#### DOCUMENT SOURCE ####

A l’approche de l’élection présidentielle française de 2007, le climat s’est tendu et, comme d’habitude, l’immigration devint un thème politique ; c’est une attitude récurrente chez les médias comme chez les politiques.
Banlieues : «racaille» et «karcher»
Ainsi, si hier encore, on appelait leurs parents « bougnoules » ; aujourd’hui, on a pu les qualifier de « racaille » de banlieues (racaille : rebut de la société, personnes viles dixit le Larousse). Hier encore, on nettoyait au napalm dans certaines colonies ; aujourd’hui, on veut les nettoyer au « karcher ». A telle enseigne que beaucoup se demandèrent si on est bien en présence de la France, Etat de droit et patrie des droits de l’homme et de la démocratie auxquels les jeunes des banlieues ont tant cru ? Parqués, pour beaucoup dans des cités, aux alentours des grandes agglomérations, ils sont devenus les grands oubliés de la République française.
Et de rappeler que leurs parents ont défendu la France, les armes à la main comme tirailleurs ; beaucoup d’ailleurs y ont laissé leur vie. Ce, alors que la France, par la voix de son ambassadeur en Algérie, a pu indiquer que les massacres du 8 Mai 1945 à Sétif sont « une tragédie inexcusable » (sic). Il est vrai aussi que, dans le même temps, une loi du 23 février 2005 parle de « rôle positif de la présence française outre mer, notamment en Afrique du Nord ». Certains y ont décelé des relents colonialistes qui sont toujours présents dans certains esprits. Devrait-on alors parler de discrimination d’Etat ?

####

▶ **CE QUI EST DEMANDÉ**
**a)** Répondez à ces questions d'après le texte sur les banlieues et l'immigration :
(i) Par quel mot a-t-on pu qualifier aujourd'hui les jeunes des banlieues ?
(ii) Comment l'ambassadeur de France en Algérie a-t-il désigné les massacres du 8 mai 1945 à Sétif ?
(iii) De quand date la loi qui parle du « rôle positif de la présence française outre mer » ?
**b)** Poursuivez, s'il vous plaît, le texte sur les banlieues et l'immigration après sa dernière phrase.

#### LISTING EXTRAIT ####

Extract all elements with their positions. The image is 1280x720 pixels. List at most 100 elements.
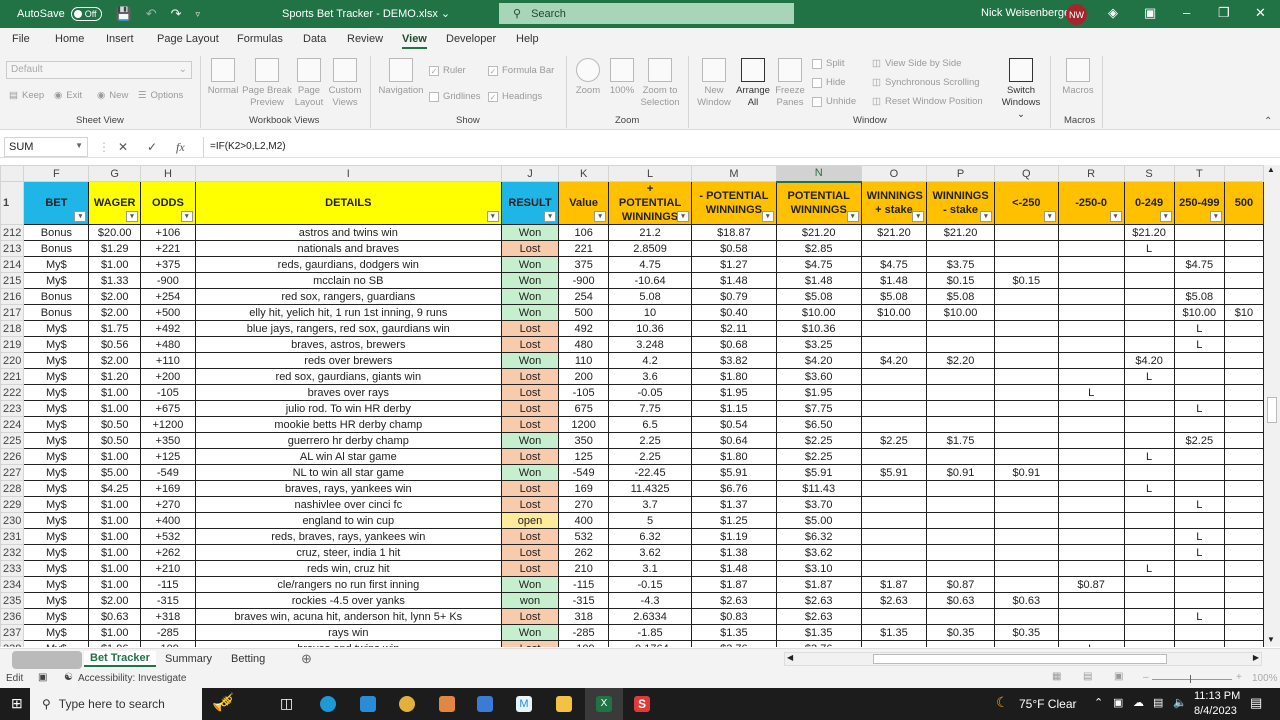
filter-dropdown-icon[interactable]: ▾ [180,211,193,222]
cell[interactable]: +210 [140,560,196,577]
restore-icon[interactable]: ❐ [1218,5,1230,21]
cell[interactable]: reds, gaurdians, dodgers win [194,256,502,273]
cell[interactable]: My$ [23,320,90,337]
row-number[interactable]: 1 [0,181,25,225]
cell[interactable]: 4.75 [608,256,692,273]
cell[interactable]: 6.32 [608,528,692,545]
cell[interactable]: $5.08 [926,288,995,305]
cell[interactable]: $1.87 [775,576,862,593]
cell[interactable]: $1.95 [775,384,862,401]
store-icon[interactable] [477,696,493,712]
cell[interactable] [860,368,928,385]
cell[interactable] [1123,400,1175,417]
cell[interactable]: -549 [558,464,610,481]
zoom-to-selection-button[interactable]: Zoom to Selection [638,58,682,109]
cell[interactable] [1223,624,1264,641]
cell[interactable]: -22.45 [608,464,692,481]
cell[interactable]: 106 [558,224,610,241]
cell[interactable] [1057,256,1125,273]
cell[interactable]: $21.20 [775,224,862,241]
cell[interactable]: $0.64 [691,432,777,449]
cell[interactable]: 500 [558,304,610,321]
cell[interactable]: $2.63 [775,592,862,609]
filter-dropdown-icon[interactable]: ▾ [761,211,774,222]
cell[interactable] [860,560,928,577]
cell[interactable]: -900 [558,272,610,289]
cell[interactable]: $1.00 [88,256,142,273]
cell[interactable] [993,432,1059,449]
cell[interactable] [993,288,1059,305]
cell[interactable] [1057,592,1125,609]
cell[interactable]: L [1057,640,1125,647]
snagit-icon[interactable]: S [634,696,650,712]
cell[interactable]: $1.00 [88,544,142,561]
cell[interactable] [993,336,1059,353]
cell[interactable] [993,560,1059,577]
cell[interactable]: L [1123,448,1175,465]
cell[interactable]: Bonus [23,304,90,321]
cell[interactable]: 125 [558,448,610,465]
cell[interactable]: $1.87 [860,576,928,593]
cell[interactable] [993,528,1059,545]
cell[interactable]: $3.10 [775,560,862,577]
cell[interactable]: $5.91 [775,464,862,481]
cell[interactable]: $1.95 [691,384,777,401]
filter-dropdown-icon[interactable]: ▾ [486,211,499,222]
cell[interactable]: Lost [500,320,560,337]
cell[interactable]: $5.91 [691,464,777,481]
header-cell[interactable]: 500 [1223,181,1264,225]
cell[interactable]: My$ [23,592,90,609]
header-cell[interactable]: WINNINGS - stake ▾ [926,181,995,225]
cell[interactable] [1057,288,1125,305]
cell[interactable]: $5.08 [1173,288,1225,305]
cell[interactable]: +492 [140,320,196,337]
cell[interactable]: 400 [558,512,610,529]
onedrive-icon[interactable]: ☁ [1133,696,1144,709]
user-name[interactable]: Nick Weisenberger [981,7,1074,19]
page-break-preview-button[interactable]: Page Break Preview [242,58,292,109]
cell[interactable] [1173,624,1225,641]
cell[interactable] [860,448,928,465]
close-icon[interactable]: ✕ [1255,5,1266,21]
cell[interactable]: $3.76 [775,640,862,647]
cell[interactable]: red sox, rangers, guardians [194,288,502,305]
cell[interactable]: $0.54 [691,416,777,433]
cell[interactable]: Won [500,352,560,369]
cell[interactable]: $10 [1223,304,1264,321]
cell[interactable]: Lost [500,400,560,417]
cell[interactable]: $0.91 [993,464,1059,481]
cell[interactable] [1173,416,1225,433]
cell[interactable] [926,608,995,625]
cell[interactable]: My$ [23,384,90,401]
column-header[interactable]: O [860,165,928,182]
tab-home[interactable]: Home [55,33,84,45]
header-cell[interactable]: Value ▾ [558,181,610,225]
cell[interactable] [1173,224,1225,241]
horizontal-scrollbar[interactable]: ◀ ▶ [784,652,1262,666]
exit-button[interactable]: ◉ Exit [54,90,82,101]
cell[interactable]: My$ [23,416,90,433]
cell[interactable]: $0.35 [993,624,1059,641]
cell[interactable] [1223,256,1264,273]
cell[interactable]: $1.00 [88,624,142,641]
cell[interactable]: -285 [558,624,610,641]
cell[interactable] [926,384,995,401]
cell[interactable]: +125 [140,448,196,465]
cell[interactable]: reds, braves, rays, yankees win [194,528,502,545]
cell[interactable] [993,448,1059,465]
m-app-icon[interactable]: M [516,696,532,712]
cell[interactable] [926,528,995,545]
cell[interactable]: $1.48 [691,272,777,289]
cell[interactable] [1223,368,1264,385]
page-layout-view-icon[interactable]: ▤ [1083,671,1092,682]
cell[interactable]: $1.00 [88,560,142,577]
row-number[interactable]: 224 [0,416,25,433]
sheet-tab-bet-tracker[interactable]: Bet Tracker [84,651,156,667]
autosave-toggle[interactable]: Off [70,7,102,21]
taskbar-search[interactable]: ⚲ Type here to search [30,688,202,720]
cell[interactable] [1173,560,1225,577]
cell[interactable]: 3.62 [608,544,692,561]
cell[interactable]: astros and twins win [194,224,502,241]
worksheet-grid[interactable]: FGHIJKLMNOPQRST 1 BET ▾ WAGER ▾ ODDS ▾ DETAILS ▾… [0,165,1264,647]
cell[interactable] [1173,512,1225,529]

####

▶ **RÉPONSES PAR TÂCHE**
**a)**
(i) « racaille »
(ii) « une tragédie inexcusable »
(iii) Du 23 février 2005.

**b)**
Qu’est-ce à dire que traiter les gens de « racaille », dont beaucoup vivent dans les banlieues françaises ? Citoyens de ce pays, ils y sont nés, y ont étudié, y payent leurs impôts et règlent leurs cotisations ; ils sont citoyens de ce pays depuis maintenant plusieurs générations.
Leurs parents en exil ont dépensé leurs plus belles années pour défendre et aider à construire la France d’aujourd’hui ; ils se trouvent dépouillés du plus élémentaire droit de vote aux municipales tant promis par une gauche qui s’est reniée depuis, laissant le soin à une certaine droite reprendre démagogiquement cette question (certains pays européens moins illustres que la France l’ont pourtant réglée depuis des lustres ; pour certains, depuis les années 1960-1970).
Si les ressortissants de certains pays européens n’ont même plus besoin d’avoir un titre de séjour pour leur installation en France (Espagne, Belgique… devenus eux-mêmes pays d’immigration), il reste que les étrangers africains, Arabes, Berbères, Turcs, Kurdes, Chinois, Vietnamiens vivent dans des banlieues – ou, dans les quartiers périphériques de Paris, Lyon, Marseille … – subissant souvent de plein fouet le chômage, l’habitat précaire et les échecs scolaires.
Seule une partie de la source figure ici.